To be done
In the article below on weather and the invasions of Russia, how many men did Napoleon's Grande Armée have?

Weather has refashioned the course of history in manners more dramatic than dizzying movie plots. While a dense fog saved General George Washington to escape a certain defeat against the British at the Battle of Long Island on August 22, 1776, Kublai Khan's designs on invading Japan were thwarted by typhoons in the late thirteenth century.
The failed Russian invasions however trounce all other instances where (cold) weather trammelled invaders' intents.
Russian Winter
The great Himalayas that shield India from the blasts of cold from the north, also confine the moist and warm winds from the Indian Ocean to the sub-continent. The absentee warm air subjects Russia to the influence of the Arctic and Atlantic to the north & west and the Pacific to the east. Russian climate can be termed as continental in general.
The strong direct Arctic impact and the higher latitudes Russia is positioned at, forge very harsh and long winters that are characterized by temperatures - (minus) 40 degree Celsius and lower and heavy snowfall. Notably, the average annual temperature in the country is - (minus) 5.5 degree Celsius.
Napoleon Invades Russia
In 1812, Napoleon Bonaparte built the biggest army that Europe had seen in those times and attacked Russia. The Grande Armée, as it was known, was more than 600,000 men strong. But interestingly they did not prepare to enter deep into Russia, let alone the preparedness for the famed Russian Winter. Napoleon thought they will engage the Russian armies early in their campaign and seal a decisive victory. But to the amazement and upsetting of the invading French (Germans and Poles were also part of the army), Russians adopted a scorched earth policy.
The Russians fled into the abdominous Russian hinterland, burning down villages, towns, food and fodder, seriously threatening the 'live of the land' tactics of the Napoleonic wars. The evasion of a direct confrontation by the Russians elongated the war that Napoleon had not planned for, sucking the French Grande Armée in to the dreaded Russian Winter. The French had come in summer clothing and without winter shoes for their horses. An early onset of winter that year was also devastating.

Given entries
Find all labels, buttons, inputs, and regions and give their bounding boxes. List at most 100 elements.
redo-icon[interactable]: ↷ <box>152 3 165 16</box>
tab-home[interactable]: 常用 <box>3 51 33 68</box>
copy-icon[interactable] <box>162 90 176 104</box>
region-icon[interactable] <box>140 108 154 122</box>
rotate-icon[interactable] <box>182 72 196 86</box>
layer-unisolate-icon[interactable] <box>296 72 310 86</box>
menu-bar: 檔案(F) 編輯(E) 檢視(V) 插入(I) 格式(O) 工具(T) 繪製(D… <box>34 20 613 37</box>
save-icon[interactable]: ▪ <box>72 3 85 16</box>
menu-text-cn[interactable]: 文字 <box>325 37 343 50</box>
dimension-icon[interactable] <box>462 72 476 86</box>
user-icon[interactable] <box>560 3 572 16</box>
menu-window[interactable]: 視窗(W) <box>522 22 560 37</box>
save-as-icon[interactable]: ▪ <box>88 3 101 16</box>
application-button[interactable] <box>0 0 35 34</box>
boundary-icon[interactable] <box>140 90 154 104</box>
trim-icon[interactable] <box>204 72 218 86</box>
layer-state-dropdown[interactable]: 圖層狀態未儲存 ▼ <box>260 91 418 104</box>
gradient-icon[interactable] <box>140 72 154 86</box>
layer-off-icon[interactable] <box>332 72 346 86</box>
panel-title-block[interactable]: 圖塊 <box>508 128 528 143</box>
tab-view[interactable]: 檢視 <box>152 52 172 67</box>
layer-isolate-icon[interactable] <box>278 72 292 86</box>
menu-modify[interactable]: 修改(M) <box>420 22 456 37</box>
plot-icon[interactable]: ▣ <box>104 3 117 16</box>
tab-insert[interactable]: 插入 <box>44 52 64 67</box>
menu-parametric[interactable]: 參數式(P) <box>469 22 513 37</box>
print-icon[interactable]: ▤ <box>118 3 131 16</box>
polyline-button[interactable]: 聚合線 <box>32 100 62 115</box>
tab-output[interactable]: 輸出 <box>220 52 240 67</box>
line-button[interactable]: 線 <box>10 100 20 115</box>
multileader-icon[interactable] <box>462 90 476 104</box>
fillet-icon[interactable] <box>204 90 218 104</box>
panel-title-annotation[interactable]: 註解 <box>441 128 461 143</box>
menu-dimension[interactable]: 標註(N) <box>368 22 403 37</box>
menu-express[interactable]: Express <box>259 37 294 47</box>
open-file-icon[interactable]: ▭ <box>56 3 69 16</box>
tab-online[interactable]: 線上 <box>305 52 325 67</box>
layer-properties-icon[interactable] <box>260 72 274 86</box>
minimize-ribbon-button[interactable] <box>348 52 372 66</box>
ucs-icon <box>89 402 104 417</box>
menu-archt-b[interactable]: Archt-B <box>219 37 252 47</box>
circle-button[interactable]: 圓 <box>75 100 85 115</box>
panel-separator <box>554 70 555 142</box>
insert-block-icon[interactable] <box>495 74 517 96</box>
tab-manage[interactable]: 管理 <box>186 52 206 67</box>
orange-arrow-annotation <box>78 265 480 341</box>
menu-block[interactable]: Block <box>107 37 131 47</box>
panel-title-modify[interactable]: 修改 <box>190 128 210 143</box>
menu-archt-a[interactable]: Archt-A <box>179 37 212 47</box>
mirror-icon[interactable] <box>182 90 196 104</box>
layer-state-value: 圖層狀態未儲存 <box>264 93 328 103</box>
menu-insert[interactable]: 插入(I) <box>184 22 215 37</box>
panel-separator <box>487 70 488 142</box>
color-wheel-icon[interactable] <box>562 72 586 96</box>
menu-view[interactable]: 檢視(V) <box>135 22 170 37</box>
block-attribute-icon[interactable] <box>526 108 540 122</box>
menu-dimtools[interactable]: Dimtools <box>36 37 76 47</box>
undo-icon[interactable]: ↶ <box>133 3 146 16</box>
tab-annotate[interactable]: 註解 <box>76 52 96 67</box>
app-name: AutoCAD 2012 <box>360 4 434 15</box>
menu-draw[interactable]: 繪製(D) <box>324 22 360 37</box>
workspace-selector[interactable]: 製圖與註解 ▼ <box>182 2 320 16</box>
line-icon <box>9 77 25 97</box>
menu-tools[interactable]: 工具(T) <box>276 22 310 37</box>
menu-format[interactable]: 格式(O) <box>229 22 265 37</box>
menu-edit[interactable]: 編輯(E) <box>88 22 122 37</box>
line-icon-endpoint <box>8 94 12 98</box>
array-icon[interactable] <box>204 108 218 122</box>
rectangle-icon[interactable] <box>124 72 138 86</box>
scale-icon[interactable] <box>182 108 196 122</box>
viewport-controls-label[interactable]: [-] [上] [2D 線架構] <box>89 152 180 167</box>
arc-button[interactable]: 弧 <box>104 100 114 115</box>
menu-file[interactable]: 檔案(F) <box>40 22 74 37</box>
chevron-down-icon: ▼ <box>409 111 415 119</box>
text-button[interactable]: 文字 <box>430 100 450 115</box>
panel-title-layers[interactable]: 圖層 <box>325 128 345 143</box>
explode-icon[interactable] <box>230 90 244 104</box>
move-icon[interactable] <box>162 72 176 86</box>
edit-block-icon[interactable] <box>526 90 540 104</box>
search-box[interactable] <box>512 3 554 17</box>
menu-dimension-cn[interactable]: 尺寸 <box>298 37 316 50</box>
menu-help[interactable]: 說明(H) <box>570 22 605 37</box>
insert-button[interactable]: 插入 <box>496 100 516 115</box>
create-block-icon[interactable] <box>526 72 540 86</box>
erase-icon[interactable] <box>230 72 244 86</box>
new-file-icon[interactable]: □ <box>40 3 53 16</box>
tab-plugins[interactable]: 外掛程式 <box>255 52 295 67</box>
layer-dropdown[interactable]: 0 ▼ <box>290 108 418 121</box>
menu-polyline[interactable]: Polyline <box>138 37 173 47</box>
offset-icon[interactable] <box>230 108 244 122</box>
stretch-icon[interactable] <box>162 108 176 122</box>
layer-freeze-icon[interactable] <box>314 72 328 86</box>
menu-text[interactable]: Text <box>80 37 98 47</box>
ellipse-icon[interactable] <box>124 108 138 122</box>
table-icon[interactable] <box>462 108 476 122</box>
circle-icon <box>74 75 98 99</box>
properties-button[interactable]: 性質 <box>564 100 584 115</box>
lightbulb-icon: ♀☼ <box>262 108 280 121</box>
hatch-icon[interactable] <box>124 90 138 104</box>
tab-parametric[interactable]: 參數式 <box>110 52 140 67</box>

Result for this exercise
More than 600,000 men.